→ Instructions for the task
Pictures stay out; everything else in the records below is copied exactly.

→ The data

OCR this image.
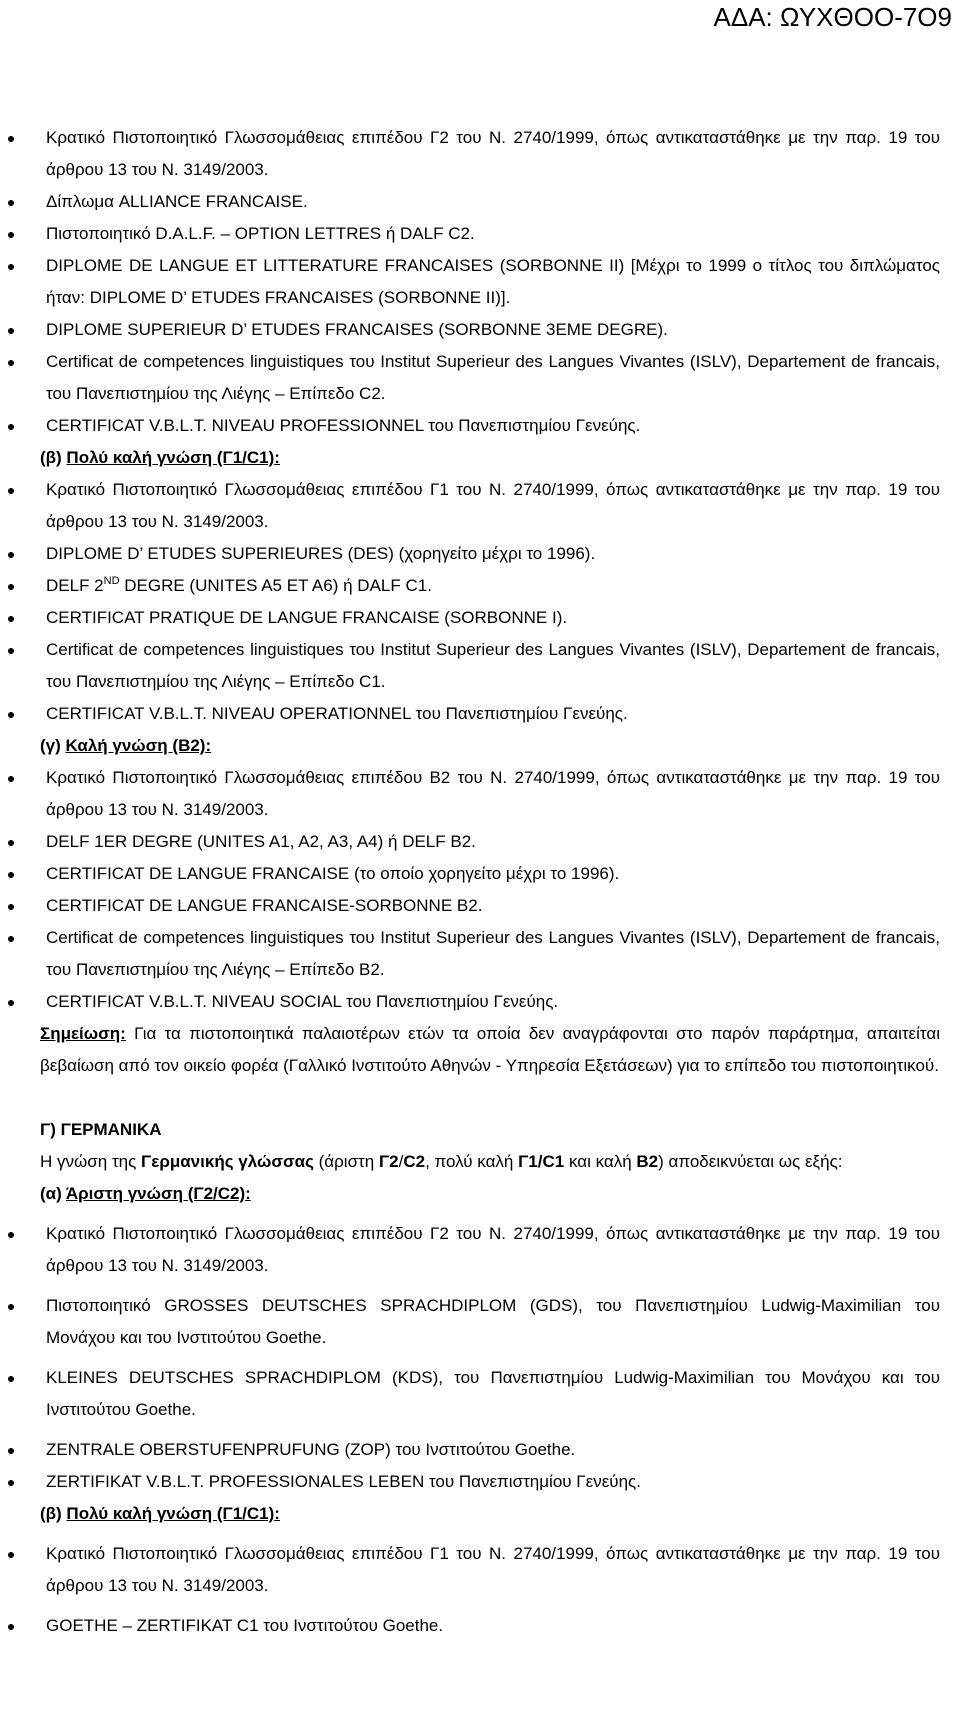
ΑΔΑ: ΩΥΧΘΟΟ-7Ο9
Κρατικό Πιστοποιητικό Γλωσσομάθειας επιπέδου Γ2 του Ν. 2740/1999, όπως αντικαταστάθηκε με την παρ. 19 του άρθρου 13 του Ν. 3149/2003.
Δίπλωμα ALLIANCE FRANCAISE.
Πιστοποιητικό D.A.L.F. – OPTION LETTRES ή DALF C2.
DIPLOME DE LANGUE ET LITTERATURE FRANCAISES (SORBONNE II) [Μέχρι το 1999 ο τίτλος του διπλώματος ήταν: DIPLOME D’ ETUDES FRANCAISES (SORBONNE II)].
DIPLOME SUPERIEUR D’ ETUDES FRANCAISES (SORBONNE 3EME DEGRE).
Certificat de competences linguistiques του Institut Superieur des Langues Vivantes (ISLV), Departement de francais, του Πανεπιστημίου της Λιέγης – Επίπεδο C2.
CERTIFICAT V.B.L.T. NIVEAU PROFESSIONNEL του Πανεπιστημίου Γενεύης.

(β) Πολύ καλή γνώση (Γ1/C1):

Κρατικό Πιστοποιητικό Γλωσσομάθειας επιπέδου Γ1 του Ν. 2740/1999, όπως αντικαταστάθηκε με την παρ. 19 του άρθρου 13 του Ν. 3149/2003.
DIPLOME D’ ETUDES SUPERIEURES (DES) (χορηγείτο μέχρι το 1996).
DELF 2ND DEGRE (UNITES A5 ET A6) ή DALF C1.
CERTIFICAT PRATIQUE DE LANGUE FRANCAISE (SORBONNE I).
Certificat de competences linguistiques του Institut Superieur des Langues Vivantes (ISLV), Departement de francais, του Πανεπιστημίου της Λιέγης – Επίπεδο C1.
CERTIFICAT V.B.L.T. NIVEAU OPERATIONNEL του Πανεπιστημίου Γενεύης.

(γ) Καλή γνώση (Β2):

Κρατικό Πιστοποιητικό Γλωσσομάθειας επιπέδου Β2 του Ν. 2740/1999, όπως αντικαταστάθηκε με την παρ. 19 του άρθρου 13 του Ν. 3149/2003.
DELF 1ER DEGRE (UNITES A1, A2, A3, A4) ή DELF B2.
CERTIFICAT DE LANGUE FRANCAISE (το οποίο χορηγείτο μέχρι το 1996).
CERTIFICAT DE LANGUE FRANCAISE-SORBONNE B2.
Certificat de competences linguistiques του Institut Superieur des Langues Vivantes (ISLV), Departement de francais, του Πανεπιστημίου της Λιέγης – Επίπεδο B2.
CERTIFICAT V.B.L.T. NIVEAU SOCIAL του Πανεπιστημίου Γενεύης.

Σημείωση: Για τα πιστοποιητικά παλαιοτέρων ετών τα οποία δεν αναγράφονται στο παρόν παράρτημα, απαιτείται βεβαίωση από τον οικείο φορέα (Γαλλικό Ινστιτούτο Αθηνών - Υπηρεσία Εξετάσεων) για το επίπεδο του πιστοποιητικού.

Γ) ΓΕΡΜΑΝΙΚΑ

Η γνώση της Γερμανικής γλώσσας (άριστη Γ2/C2, πολύ καλή Γ1/C1 και καλή Β2) αποδεικνύεται ως εξής:

(α) Άριστη γνώση (Γ2/C2):

Κρατικό Πιστοποιητικό Γλωσσομάθειας επιπέδου Γ2 του Ν. 2740/1999, όπως αντικαταστάθηκε με την παρ. 19 του άρθρου 13 του Ν. 3149/2003.
Πιστοποιητικό GROSSES DEUTSCHES SPRACHDIPLOM (GDS), του Πανεπιστημίου Ludwig-Maximilian του Μονάχου και του Ινστιτούτου Goethe.
KLEINES DEUTSCHES SPRACHDIPLOM (KDS), του Πανεπιστημίου Ludwig-Maximilian του Μονάχου και του Ινστιτούτου Goethe.
ZENTRALE OBERSTUFENPRUFUNG (ZOP) του Ινστιτούτου Goethe.
ZERTIFIKAT V.B.L.T. PROFESSIONALES LEBEN του Πανεπιστημίου Γενεύης.

(β) Πολύ καλή γνώση (Γ1/C1):

Κρατικό Πιστοποιητικό Γλωσσομάθειας επιπέδου Γ1 του Ν. 2740/1999, όπως αντικαταστάθηκε με την παρ. 19 του άρθρου 13 του Ν. 3149/2003.
GOETHE – ZERTIFIKAT C1 του Ινστιτούτου Goethe.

→ Solution for this problem
OCR this image.
ΑΔΑ: ΩΥΧΘΟΟ-7Ο9
Κρατικό Πιστοποιητικό Γλωσσομάθειας επιπέδου Γ2 του Ν. 2740/1999, όπως αντικαταστάθηκε με την παρ. 19 του άρθρου 13 του Ν. 3149/2003.
Δίπλωμα ALLIANCE FRANCAISE.
Πιστοποιητικό D.A.L.F. – OPTION LETTRES ή DALF C2.
DIPLOME DE LANGUE ET LITTERATURE FRANCAISES (SORBONNE II) [Μέχρι το 1999 ο τίτλος του διπλώματος ήταν: DIPLOME D’ ETUDES FRANCAISES (SORBONNE II)].
DIPLOME SUPERIEUR D’ ETUDES FRANCAISES (SORBONNE 3EME DEGRE).
Certificat de competences linguistiques του Institut Superieur des Langues Vivantes (ISLV), Departement de francais, του Πανεπιστημίου της Λιέγης – Επίπεδο C2.
CERTIFICAT V.B.L.T. NIVEAU PROFESSIONNEL του Πανεπιστημίου Γενεύης.

(β) Πολύ καλή γνώση (Γ1/C1):

Κρατικό Πιστοποιητικό Γλωσσομάθειας επιπέδου Γ1 του Ν. 2740/1999, όπως αντικαταστάθηκε με την παρ. 19 του άρθρου 13 του Ν. 3149/2003.
DIPLOME D’ ETUDES SUPERIEURES (DES) (χορηγείτο μέχρι το 1996).
DELF 2ND DEGRE (UNITES A5 ET A6) ή DALF C1.
CERTIFICAT PRATIQUE DE LANGUE FRANCAISE (SORBONNE I).
Certificat de competences linguistiques του Institut Superieur des Langues Vivantes (ISLV), Departement de francais, του Πανεπιστημίου της Λιέγης – Επίπεδο C1.
CERTIFICAT V.B.L.T. NIVEAU OPERATIONNEL του Πανεπιστημίου Γενεύης.

(γ) Καλή γνώση (Β2):

Κρατικό Πιστοποιητικό Γλωσσομάθειας επιπέδου Β2 του Ν. 2740/1999, όπως αντικαταστάθηκε με την παρ. 19 του άρθρου 13 του Ν. 3149/2003.
DELF 1ER DEGRE (UNITES A1, A2, A3, A4) ή DELF B2.
CERTIFICAT DE LANGUE FRANCAISE (το οποίο χορηγείτο μέχρι το 1996).
CERTIFICAT DE LANGUE FRANCAISE-SORBONNE B2.
Certificat de competences linguistiques του Institut Superieur des Langues Vivantes (ISLV), Departement de francais, του Πανεπιστημίου της Λιέγης – Επίπεδο B2.
CERTIFICAT V.B.L.T. NIVEAU SOCIAL του Πανεπιστημίου Γενεύης.

Σημείωση: Για τα πιστοποιητικά παλαιοτέρων ετών τα οποία δεν αναγράφονται στο παρόν παράρτημα, απαιτείται βεβαίωση από τον οικείο φορέα (Γαλλικό Ινστιτούτο Αθηνών - Υπηρεσία Εξετάσεων) για το επίπεδο του πιστοποιητικού.

Γ) ΓΕΡΜΑΝΙΚΑ

Η γνώση της Γερμανικής γλώσσας (άριστη Γ2/C2, πολύ καλή Γ1/C1 και καλή Β2) αποδεικνύεται ως εξής:

(α) Άριστη γνώση (Γ2/C2):

Κρατικό Πιστοποιητικό Γλωσσομάθειας επιπέδου Γ2 του Ν. 2740/1999, όπως αντικαταστάθηκε με την παρ. 19 του άρθρου 13 του Ν. 3149/2003.
Πιστοποιητικό GROSSES DEUTSCHES SPRACHDIPLOM (GDS), του Πανεπιστημίου Ludwig-Maximilian του Μονάχου και του Ινστιτούτου Goethe.
KLEINES DEUTSCHES SPRACHDIPLOM (KDS), του Πανεπιστημίου Ludwig-Maximilian του Μονάχου και του Ινστιτούτου Goethe.
ZENTRALE OBERSTUFENPRUFUNG (ZOP) του Ινστιτούτου Goethe.
ZERTIFIKAT V.B.L.T. PROFESSIONALES LEBEN του Πανεπιστημίου Γενεύης.

(β) Πολύ καλή γνώση (Γ1/C1):

Κρατικό Πιστοποιητικό Γλωσσομάθειας επιπέδου Γ1 του Ν. 2740/1999, όπως αντικαταστάθηκε με την παρ. 19 του άρθρου 13 του Ν. 3149/2003.
GOETHE – ZERTIFIKAT C1 του Ινστιτούτου Goethe.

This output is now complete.